PROBLEM TO WORK ON: Return the listing below exactly, with the pictures dropped.

INFORMATION GIVEN:
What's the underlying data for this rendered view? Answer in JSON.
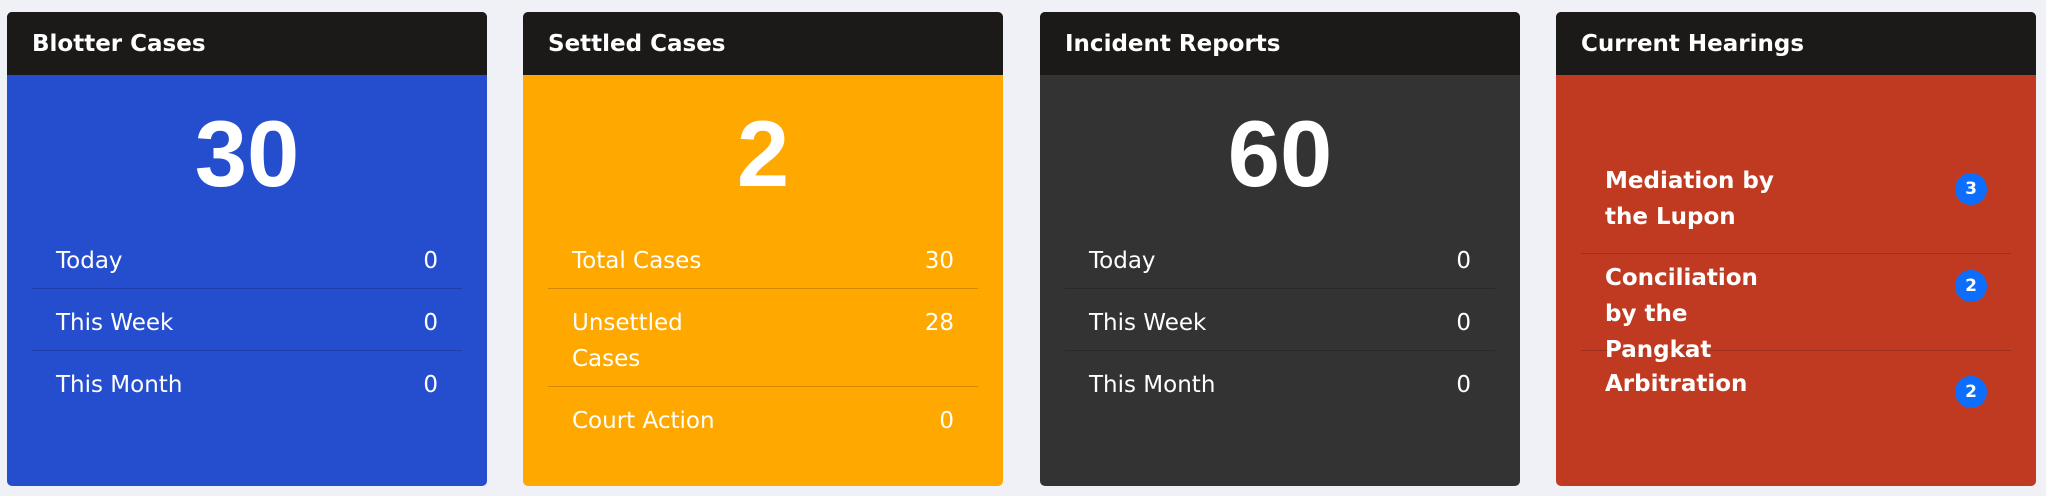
{
  "colors": {
    "header": "#1c1a18",
    "blotter": "#254ecf",
    "settled": "#fea800",
    "incident": "#333333",
    "hearings": "#c03a22",
    "badge": "#0d6efd"
  },
  "cards": [
    {
      "title": "Blotter Cases",
      "count": "30",
      "rows": [
        {
          "label": "Today",
          "value": "0"
        },
        {
          "label": "This Week",
          "value": "0"
        },
        {
          "label": "This Month",
          "value": "0"
        }
      ]
    },
    {
      "title": "Settled Cases",
      "count": "2",
      "rows": [
        {
          "label": "Total Cases",
          "value": "30"
        },
        {
          "label": "Unsettled Cases",
          "value": "28"
        },
        {
          "label": "Court Action",
          "value": "0"
        }
      ]
    },
    {
      "title": "Incident Reports",
      "count": "60",
      "rows": [
        {
          "label": "Today",
          "value": "0"
        },
        {
          "label": "This Week",
          "value": "0"
        },
        {
          "label": "This Month",
          "value": "0"
        }
      ]
    },
    {
      "title": "Current Hearings",
      "rows": [
        {
          "label": "Mediation by the Lupon",
          "count": "3"
        },
        {
          "label": "Conciliation by the Pangkat",
          "count": "2"
        },
        {
          "label": "Arbitration",
          "count": "2"
        }
      ]
    }
  ]
}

ANSWER:
What's the underlying data for this rendered view? Answer in JSON.
{
  "colors": {
    "header": "#1c1a18",
    "blotter": "#254ecf",
    "settled": "#fea800",
    "incident": "#333333",
    "hearings": "#c03a22",
    "badge": "#0d6efd"
  },
  "cards": [
    {
      "title": "Blotter Cases",
      "count": "30",
      "rows": [
        {
          "label": "Today",
          "value": "0"
        },
        {
          "label": "This Week",
          "value": "0"
        },
        {
          "label": "This Month",
          "value": "0"
        }
      ]
    },
    {
      "title": "Settled Cases",
      "count": "2",
      "rows": [
        {
          "label": "Total Cases",
          "value": "30"
        },
        {
          "label": "Unsettled Cases",
          "value": "28"
        },
        {
          "label": "Court Action",
          "value": "0"
        }
      ]
    },
    {
      "title": "Incident Reports",
      "count": "60",
      "rows": [
        {
          "label": "Today",
          "value": "0"
        },
        {
          "label": "This Week",
          "value": "0"
        },
        {
          "label": "This Month",
          "value": "0"
        }
      ]
    },
    {
      "title": "Current Hearings",
      "rows": [
        {
          "label": "Mediation by the Lupon",
          "count": "3"
        },
        {
          "label": "Conciliation by the Pangkat",
          "count": "2"
        },
        {
          "label": "Arbitration",
          "count": "2"
        }
      ]
    }
  ]
}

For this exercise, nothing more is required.